» **What this task involves**
Say how many lines of the material below contain the word "Howard", with no other words.

» **Entries provided**
++++++++++

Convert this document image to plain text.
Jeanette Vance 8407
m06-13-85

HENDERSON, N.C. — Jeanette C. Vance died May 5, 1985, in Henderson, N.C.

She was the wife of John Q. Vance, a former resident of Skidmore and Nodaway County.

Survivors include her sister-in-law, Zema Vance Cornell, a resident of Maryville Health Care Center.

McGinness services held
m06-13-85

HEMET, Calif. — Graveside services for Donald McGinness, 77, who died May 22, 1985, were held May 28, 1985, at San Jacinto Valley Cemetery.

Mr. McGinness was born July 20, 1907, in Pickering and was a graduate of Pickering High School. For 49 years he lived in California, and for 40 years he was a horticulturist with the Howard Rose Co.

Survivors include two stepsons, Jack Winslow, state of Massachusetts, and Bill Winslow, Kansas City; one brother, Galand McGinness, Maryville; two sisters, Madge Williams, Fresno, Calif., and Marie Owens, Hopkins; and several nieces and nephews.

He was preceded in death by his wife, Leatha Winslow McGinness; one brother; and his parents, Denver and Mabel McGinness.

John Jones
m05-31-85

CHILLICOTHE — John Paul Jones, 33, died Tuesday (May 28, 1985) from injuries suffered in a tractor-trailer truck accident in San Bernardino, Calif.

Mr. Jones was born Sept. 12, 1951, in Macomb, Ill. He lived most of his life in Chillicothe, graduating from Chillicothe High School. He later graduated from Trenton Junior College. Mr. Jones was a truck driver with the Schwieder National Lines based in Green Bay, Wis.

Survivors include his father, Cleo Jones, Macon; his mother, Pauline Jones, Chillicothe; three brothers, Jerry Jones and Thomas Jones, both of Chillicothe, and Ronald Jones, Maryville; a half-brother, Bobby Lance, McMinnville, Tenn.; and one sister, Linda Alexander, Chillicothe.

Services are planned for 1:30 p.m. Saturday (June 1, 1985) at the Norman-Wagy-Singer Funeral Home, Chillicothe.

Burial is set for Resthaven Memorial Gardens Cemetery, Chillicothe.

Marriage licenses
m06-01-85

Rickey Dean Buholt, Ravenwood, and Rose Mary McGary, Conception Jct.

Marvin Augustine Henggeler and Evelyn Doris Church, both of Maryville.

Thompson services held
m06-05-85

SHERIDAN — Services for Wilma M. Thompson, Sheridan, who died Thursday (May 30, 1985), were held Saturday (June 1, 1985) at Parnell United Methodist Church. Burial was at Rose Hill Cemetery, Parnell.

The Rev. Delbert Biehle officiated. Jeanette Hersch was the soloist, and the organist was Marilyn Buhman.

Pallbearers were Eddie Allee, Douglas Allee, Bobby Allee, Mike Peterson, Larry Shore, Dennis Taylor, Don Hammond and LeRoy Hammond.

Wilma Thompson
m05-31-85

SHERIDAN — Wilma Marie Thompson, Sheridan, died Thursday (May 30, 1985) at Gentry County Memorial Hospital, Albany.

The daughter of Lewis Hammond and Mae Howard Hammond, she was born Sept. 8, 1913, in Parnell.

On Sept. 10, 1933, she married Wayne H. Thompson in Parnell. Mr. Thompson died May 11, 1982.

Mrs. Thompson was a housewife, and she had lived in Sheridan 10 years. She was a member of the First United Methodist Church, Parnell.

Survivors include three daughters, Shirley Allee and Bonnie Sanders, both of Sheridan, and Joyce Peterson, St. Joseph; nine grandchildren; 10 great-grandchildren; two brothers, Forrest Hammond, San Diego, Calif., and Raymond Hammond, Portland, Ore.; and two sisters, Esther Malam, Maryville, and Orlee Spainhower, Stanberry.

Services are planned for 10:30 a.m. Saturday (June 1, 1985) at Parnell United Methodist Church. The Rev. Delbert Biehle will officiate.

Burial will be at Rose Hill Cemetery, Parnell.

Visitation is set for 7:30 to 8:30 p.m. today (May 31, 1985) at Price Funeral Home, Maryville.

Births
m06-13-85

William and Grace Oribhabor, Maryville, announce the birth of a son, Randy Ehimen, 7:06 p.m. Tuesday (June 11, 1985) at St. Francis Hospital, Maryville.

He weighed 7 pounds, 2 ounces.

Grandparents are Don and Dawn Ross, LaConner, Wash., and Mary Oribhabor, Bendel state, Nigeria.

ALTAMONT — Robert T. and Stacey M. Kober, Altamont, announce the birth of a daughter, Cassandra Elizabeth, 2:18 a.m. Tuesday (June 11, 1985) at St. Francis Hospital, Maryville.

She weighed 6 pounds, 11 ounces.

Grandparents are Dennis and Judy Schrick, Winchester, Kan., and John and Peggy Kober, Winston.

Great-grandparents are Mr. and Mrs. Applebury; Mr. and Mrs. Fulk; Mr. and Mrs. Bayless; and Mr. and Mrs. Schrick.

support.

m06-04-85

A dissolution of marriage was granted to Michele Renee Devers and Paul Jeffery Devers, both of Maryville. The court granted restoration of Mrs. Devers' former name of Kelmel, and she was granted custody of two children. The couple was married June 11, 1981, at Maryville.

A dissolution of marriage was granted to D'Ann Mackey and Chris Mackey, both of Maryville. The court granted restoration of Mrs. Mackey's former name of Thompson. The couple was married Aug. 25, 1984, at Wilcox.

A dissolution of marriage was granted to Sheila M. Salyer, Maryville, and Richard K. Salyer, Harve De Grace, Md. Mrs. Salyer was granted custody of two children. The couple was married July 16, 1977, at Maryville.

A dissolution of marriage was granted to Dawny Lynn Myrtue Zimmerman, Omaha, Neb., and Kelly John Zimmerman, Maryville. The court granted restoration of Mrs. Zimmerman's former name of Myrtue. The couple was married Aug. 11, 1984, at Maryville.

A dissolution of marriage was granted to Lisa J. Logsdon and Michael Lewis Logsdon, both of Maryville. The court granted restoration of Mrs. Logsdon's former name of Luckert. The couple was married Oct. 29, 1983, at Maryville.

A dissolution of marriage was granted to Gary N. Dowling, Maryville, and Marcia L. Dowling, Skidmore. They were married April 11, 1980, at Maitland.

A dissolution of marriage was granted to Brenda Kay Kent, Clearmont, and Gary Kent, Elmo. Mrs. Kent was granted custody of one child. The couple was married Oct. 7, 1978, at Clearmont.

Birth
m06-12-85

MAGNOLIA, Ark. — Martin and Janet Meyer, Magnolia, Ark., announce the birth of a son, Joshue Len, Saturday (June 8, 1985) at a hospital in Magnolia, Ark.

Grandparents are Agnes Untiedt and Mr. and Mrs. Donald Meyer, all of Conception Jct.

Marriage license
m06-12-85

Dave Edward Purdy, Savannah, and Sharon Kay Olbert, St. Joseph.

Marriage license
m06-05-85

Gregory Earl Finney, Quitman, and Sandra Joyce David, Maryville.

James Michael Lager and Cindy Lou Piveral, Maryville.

++++++++++

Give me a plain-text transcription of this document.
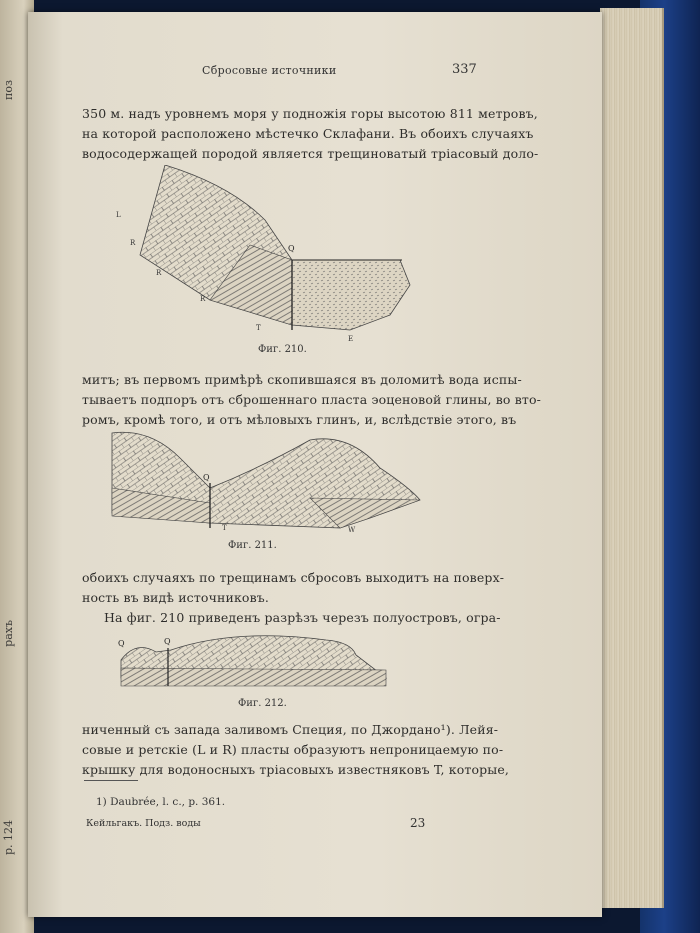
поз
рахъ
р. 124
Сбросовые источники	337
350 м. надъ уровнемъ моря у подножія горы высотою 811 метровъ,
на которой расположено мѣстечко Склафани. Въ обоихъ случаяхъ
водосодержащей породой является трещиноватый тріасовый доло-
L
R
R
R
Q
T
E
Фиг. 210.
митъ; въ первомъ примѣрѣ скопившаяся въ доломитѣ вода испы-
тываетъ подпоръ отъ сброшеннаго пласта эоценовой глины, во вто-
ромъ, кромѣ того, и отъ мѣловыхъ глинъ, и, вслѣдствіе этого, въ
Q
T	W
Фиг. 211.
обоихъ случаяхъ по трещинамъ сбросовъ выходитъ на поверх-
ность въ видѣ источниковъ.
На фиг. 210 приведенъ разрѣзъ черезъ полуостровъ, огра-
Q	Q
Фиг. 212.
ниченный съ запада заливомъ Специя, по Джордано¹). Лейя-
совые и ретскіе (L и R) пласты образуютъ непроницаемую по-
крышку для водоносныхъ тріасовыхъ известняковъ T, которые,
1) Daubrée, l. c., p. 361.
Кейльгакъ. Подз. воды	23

++++++++++

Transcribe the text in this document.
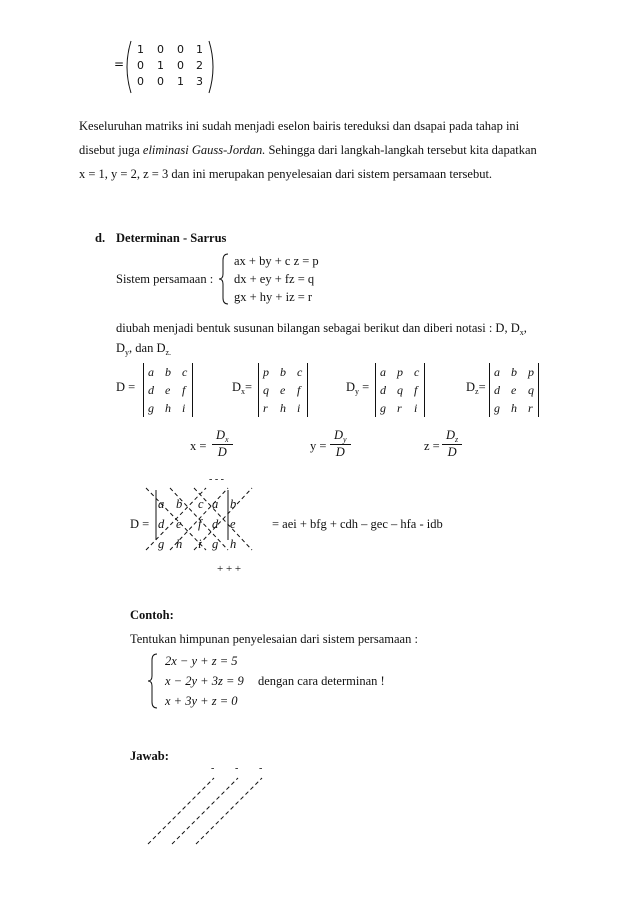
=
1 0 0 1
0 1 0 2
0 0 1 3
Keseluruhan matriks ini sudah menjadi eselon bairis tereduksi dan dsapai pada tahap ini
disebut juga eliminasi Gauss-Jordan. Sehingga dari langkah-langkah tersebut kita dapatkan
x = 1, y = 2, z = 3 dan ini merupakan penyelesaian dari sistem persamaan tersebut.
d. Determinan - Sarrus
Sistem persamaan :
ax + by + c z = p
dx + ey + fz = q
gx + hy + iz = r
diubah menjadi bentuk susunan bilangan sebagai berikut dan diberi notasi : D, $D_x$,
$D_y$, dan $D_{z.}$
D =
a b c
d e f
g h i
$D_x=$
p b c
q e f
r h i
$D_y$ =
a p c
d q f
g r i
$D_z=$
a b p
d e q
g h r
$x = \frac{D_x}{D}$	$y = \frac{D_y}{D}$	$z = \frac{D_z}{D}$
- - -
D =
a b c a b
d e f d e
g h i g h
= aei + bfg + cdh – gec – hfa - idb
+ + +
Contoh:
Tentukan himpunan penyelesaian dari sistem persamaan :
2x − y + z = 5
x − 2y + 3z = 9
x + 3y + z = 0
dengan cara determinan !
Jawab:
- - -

++++++++++

» **Written reply**
2